(Entries from a dataset)
[START]
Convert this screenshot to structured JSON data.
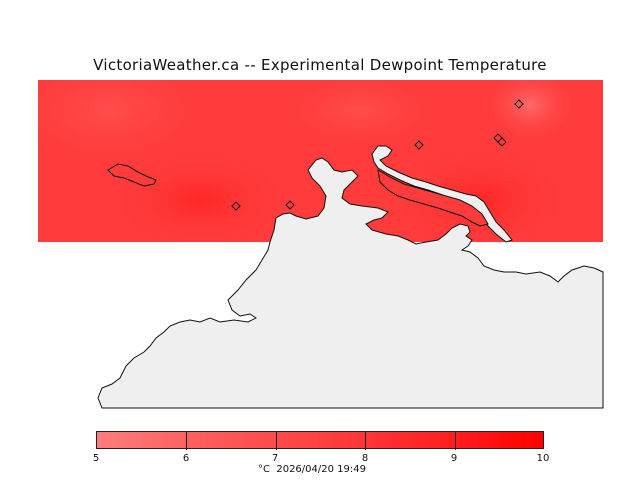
{
  "title": "VictoriaWeather.ca -- Experimental Dewpoint Temperature",
  "legend": {
    "ticks": [
      "5",
      "6",
      "7",
      "8",
      "9",
      "10"
    ],
    "unit": "°C",
    "timestamp": "2026/04/20 19:49"
  },
  "colors": {
    "field_base": "#ff3b3b",
    "land": "#efefef",
    "coast": "#111111",
    "background": "#ffffff"
  },
  "stations": [
    {
      "id": "station-1"
    },
    {
      "id": "station-2"
    },
    {
      "id": "station-3"
    },
    {
      "id": "station-4"
    },
    {
      "id": "station-5"
    },
    {
      "id": "station-6"
    }
  ]
}
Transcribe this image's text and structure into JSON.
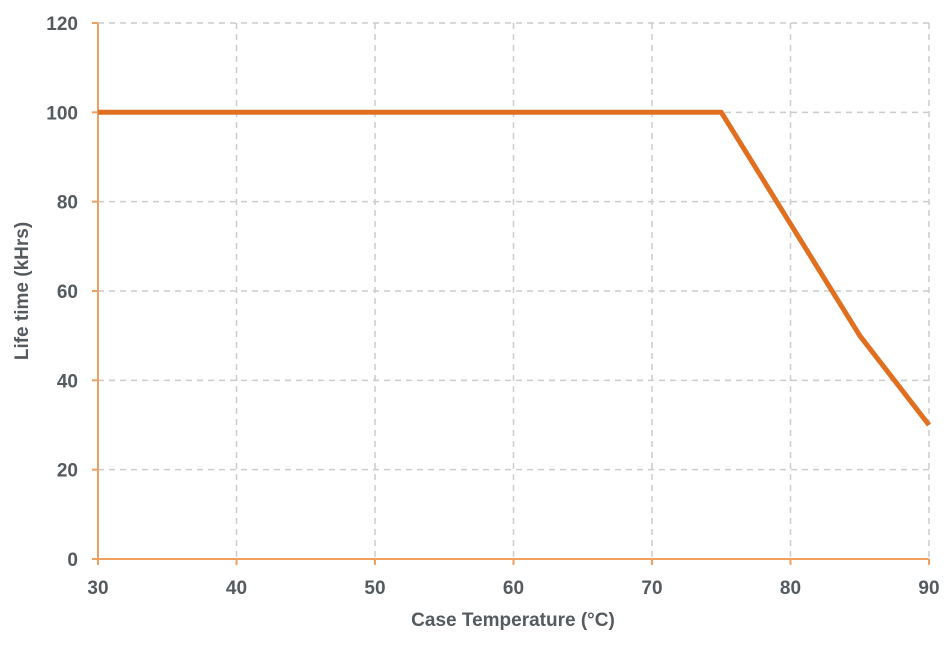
{
  "chart_data": {
    "type": "line",
    "title": "",
    "xlabel": "Case Temperature (°C)",
    "ylabel": "Life time (kHrs)",
    "xlim": [
      30,
      90
    ],
    "ylim": [
      0,
      120
    ],
    "x_ticks": [
      30,
      40,
      50,
      60,
      70,
      80,
      90
    ],
    "y_ticks": [
      0,
      20,
      40,
      60,
      80,
      100,
      120
    ],
    "grid": true,
    "legend": null,
    "series": [
      {
        "name": "Life time",
        "color": "#e07020",
        "x": [
          30,
          75,
          85,
          90
        ],
        "y": [
          100,
          100,
          50,
          30
        ]
      }
    ]
  },
  "colors": {
    "axis": "#f0a060",
    "grid": "#cccccc",
    "text": "#555a5f",
    "line": "#e07020"
  }
}
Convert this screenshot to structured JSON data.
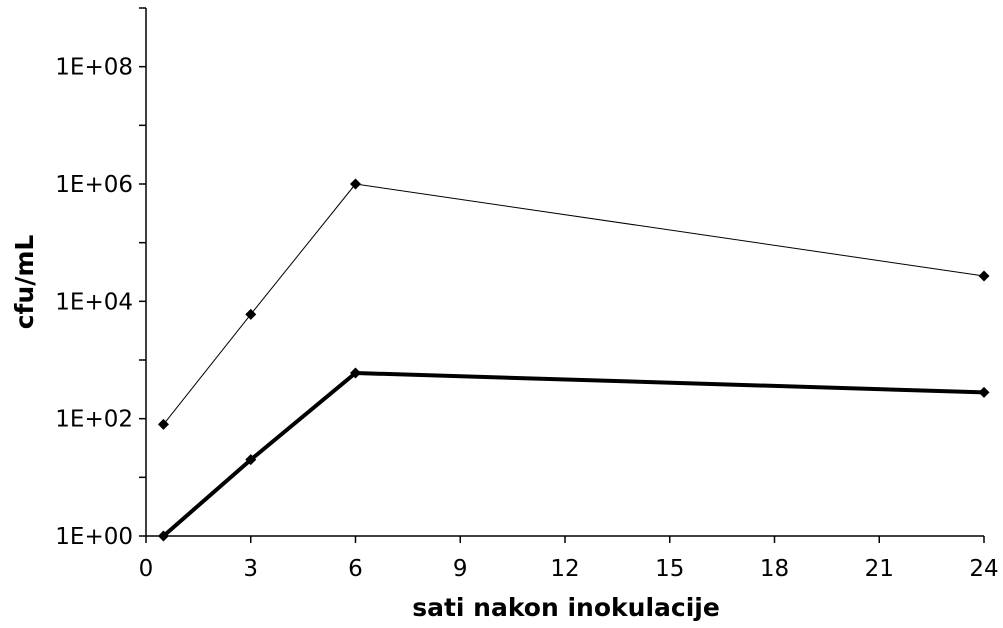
{
  "chart_data": {
    "type": "line",
    "title": "",
    "xlabel": "sati nakon inokulacije",
    "ylabel": "cfu/mL",
    "xlim": [
      0,
      24
    ],
    "ylim": [
      1,
      1000000000
    ],
    "yscale": "log",
    "grid": false,
    "legend": "none",
    "x_ticks": [
      0,
      3,
      6,
      9,
      12,
      15,
      18,
      21,
      24
    ],
    "x_tick_labels": [
      "0",
      "3",
      "6",
      "9",
      "12",
      "15",
      "18",
      "21",
      "24"
    ],
    "y_ticks": [
      1,
      100,
      10000,
      1000000,
      100000000
    ],
    "y_tick_labels": [
      "1E+00",
      "1E+02",
      "1E+04",
      "1E+06",
      "1E+08"
    ],
    "series": [
      {
        "x": [
          0.5,
          3,
          6,
          24
        ],
        "values": [
          80,
          6000,
          1000000,
          27000
        ],
        "color": "#000000",
        "line_style": "thin",
        "marker": "diamond"
      },
      {
        "x": [
          0.5,
          3,
          6,
          24
        ],
        "values": [
          1,
          20,
          600,
          280
        ],
        "color": "#000000",
        "line_style": "thick",
        "marker": "diamond"
      }
    ]
  }
}
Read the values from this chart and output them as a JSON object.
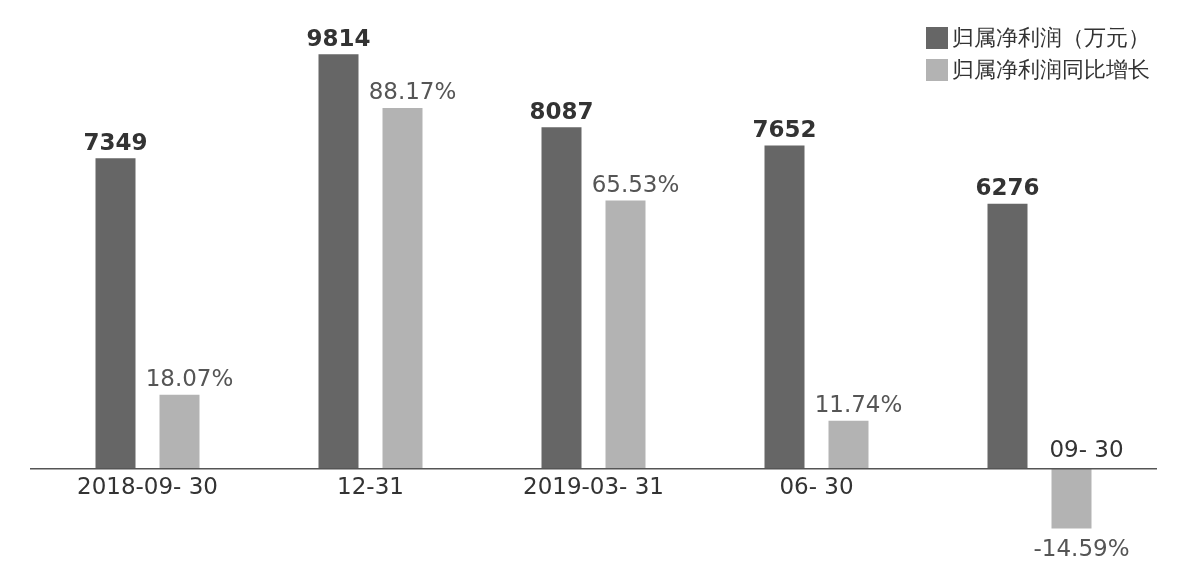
{
  "chart_data": {
    "type": "bar",
    "categories": [
      "2018-09- 30",
      "12-31",
      "2019-03- 31",
      "06- 30",
      "09- 30"
    ],
    "series": [
      {
        "name": "归属净利润（万元）",
        "color": "#666666",
        "values": [
          7349,
          9814,
          8087,
          7652,
          6276
        ],
        "value_labels": [
          "7349",
          "9814",
          "8087",
          "7652",
          "6276"
        ]
      },
      {
        "name": "归属净利润同比增长",
        "color": "#b3b3b3",
        "axis": "y2",
        "values": [
          18.07,
          88.17,
          65.53,
          11.74,
          -14.59
        ],
        "value_labels": [
          "18.07%",
          "88.17%",
          "65.53%",
          "11.74%",
          "-14.59%"
        ]
      }
    ],
    "tick_labels": "x",
    "legend": "top right"
  }
}
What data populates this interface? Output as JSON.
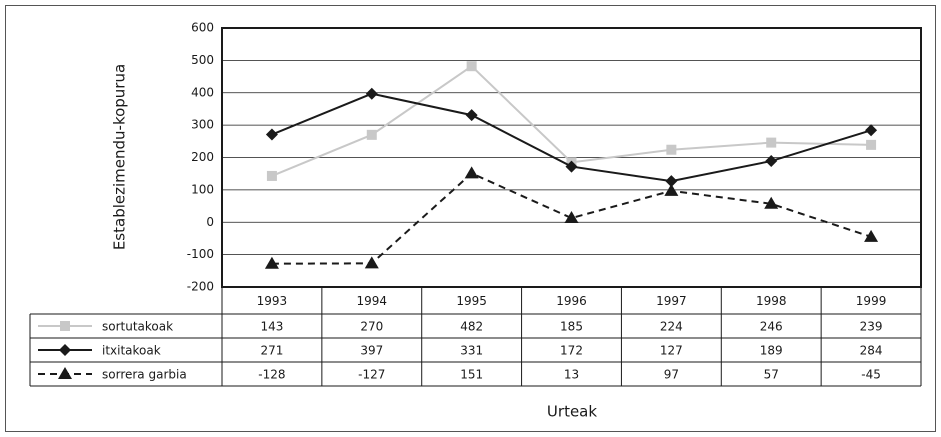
{
  "chart_data": {
    "type": "line",
    "y_label": "Establezimendu-kopurua",
    "x_label": "Urteak",
    "categories": [
      "1993",
      "1994",
      "1995",
      "1996",
      "1997",
      "1998",
      "1999"
    ],
    "series": [
      {
        "name": "sortutakoak",
        "color": "#c8c8c8",
        "marker": "square",
        "dash": false,
        "values": [
          143,
          270,
          482,
          185,
          224,
          246,
          239
        ]
      },
      {
        "name": "itxitakoak",
        "color": "#1a1a1a",
        "marker": "diamond",
        "dash": false,
        "values": [
          271,
          397,
          331,
          172,
          127,
          189,
          284
        ]
      },
      {
        "name": "sorrera garbia",
        "color": "#1a1a1a",
        "marker": "triangle",
        "dash": true,
        "values": [
          -128,
          -127,
          151,
          13,
          97,
          57,
          -45
        ]
      }
    ],
    "ylim": [
      -200,
      600
    ],
    "yticks": [
      -200,
      -100,
      0,
      100,
      200,
      300,
      400,
      500,
      600
    ],
    "grid": true
  }
}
[END]
**WORK TO COMPLETE:** Give every record back exactly as it reads, with no images.

**EXPECTED ANSWER:**
Convert this screenshot to structured JSON data.
{
  "title": "VictoriaWeather.ca -- Experimental Dewpoint Temperature",
  "legend": {
    "ticks": [
      "5",
      "6",
      "7",
      "8",
      "9",
      "10"
    ],
    "unit": "°C",
    "timestamp": "2026/04/20 19:49"
  },
  "colors": {
    "field_base": "#ff3b3b",
    "land": "#efefef",
    "coast": "#111111",
    "background": "#ffffff"
  },
  "stations": [
    {
      "id": "station-1"
    },
    {
      "id": "station-2"
    },
    {
      "id": "station-3"
    },
    {
      "id": "station-4"
    },
    {
      "id": "station-5"
    },
    {
      "id": "station-6"
    }
  ]
}
Transcribe this image's text and structure into JSON.
{
  "chart_data": {
    "type": "line",
    "title": "",
    "xlabel": "Case Temperature (°C)",
    "ylabel": "Life time (kHrs)",
    "xlim": [
      30,
      90
    ],
    "ylim": [
      0,
      120
    ],
    "x_ticks": [
      30,
      40,
      50,
      60,
      70,
      80,
      90
    ],
    "y_ticks": [
      0,
      20,
      40,
      60,
      80,
      100,
      120
    ],
    "grid": true,
    "legend": null,
    "series": [
      {
        "name": "Life time",
        "color": "#e07020",
        "x": [
          30,
          75,
          85,
          90
        ],
        "y": [
          100,
          100,
          50,
          30
        ]
      }
    ]
  },
  "colors": {
    "axis": "#f0a060",
    "grid": "#cccccc",
    "text": "#555a5f",
    "line": "#e07020"
  }
}
Convert this screenshot to structured JSON data.
{
  "chart_data": {
    "type": "line",
    "title": "",
    "xlabel": "sati nakon inokulacije",
    "ylabel": "cfu/mL",
    "xlim": [
      0,
      24
    ],
    "ylim": [
      1,
      1000000000
    ],
    "yscale": "log",
    "grid": false,
    "legend": "none",
    "x_ticks": [
      0,
      3,
      6,
      9,
      12,
      15,
      18,
      21,
      24
    ],
    "x_tick_labels": [
      "0",
      "3",
      "6",
      "9",
      "12",
      "15",
      "18",
      "21",
      "24"
    ],
    "y_ticks": [
      1,
      100,
      10000,
      1000000,
      100000000
    ],
    "y_tick_labels": [
      "1E+00",
      "1E+02",
      "1E+04",
      "1E+06",
      "1E+08"
    ],
    "series": [
      {
        "x": [
          0.5,
          3,
          6,
          24
        ],
        "values": [
          80,
          6000,
          1000000,
          27000
        ],
        "color": "#000000",
        "line_style": "thin",
        "marker": "diamond"
      },
      {
        "x": [
          0.5,
          3,
          6,
          24
        ],
        "values": [
          1,
          20,
          600,
          280
        ],
        "color": "#000000",
        "line_style": "thick",
        "marker": "diamond"
      }
    ]
  }
}
Read the values from this chart and output them as a JSON object.
{
  "chart_data": {
    "type": "bar",
    "categories": [
      "2018-09- 30",
      "12-31",
      "2019-03- 31",
      "06- 30",
      "09- 30"
    ],
    "series": [
      {
        "name": "归属净利润（万元）",
        "color": "#666666",
        "values": [
          7349,
          9814,
          8087,
          7652,
          6276
        ],
        "value_labels": [
          "7349",
          "9814",
          "8087",
          "7652",
          "6276"
        ]
      },
      {
        "name": "归属净利润同比增长",
        "color": "#b3b3b3",
        "axis": "y2",
        "values": [
          18.07,
          88.17,
          65.53,
          11.74,
          -14.59
        ],
        "value_labels": [
          "18.07%",
          "88.17%",
          "65.53%",
          "11.74%",
          "-14.59%"
        ]
      }
    ],
    "tick_labels": "x",
    "legend": "top right"
  }
}
What data populates this interface? Output as JSON.
{
  "chart_data": {
    "type": "line",
    "y_label": "Establezimendu-kopurua",
    "x_label": "Urteak",
    "categories": [
      "1993",
      "1994",
      "1995",
      "1996",
      "1997",
      "1998",
      "1999"
    ],
    "series": [
      {
        "name": "sortutakoak",
        "color": "#c8c8c8",
        "marker": "square",
        "dash": false,
        "values": [
          143,
          270,
          482,
          185,
          224,
          246,
          239
        ]
      },
      {
        "name": "itxitakoak",
        "color": "#1a1a1a",
        "marker": "diamond",
        "dash": false,
        "values": [
          271,
          397,
          331,
          172,
          127,
          189,
          284
        ]
      },
      {
        "name": "sorrera garbia",
        "color": "#1a1a1a",
        "marker": "triangle",
        "dash": true,
        "values": [
          -128,
          -127,
          151,
          13,
          97,
          57,
          -45
        ]
      }
    ],
    "ylim": [
      -200,
      600
    ],
    "yticks": [
      -200,
      -100,
      0,
      100,
      200,
      300,
      400,
      500,
      600
    ],
    "grid": true
  }
}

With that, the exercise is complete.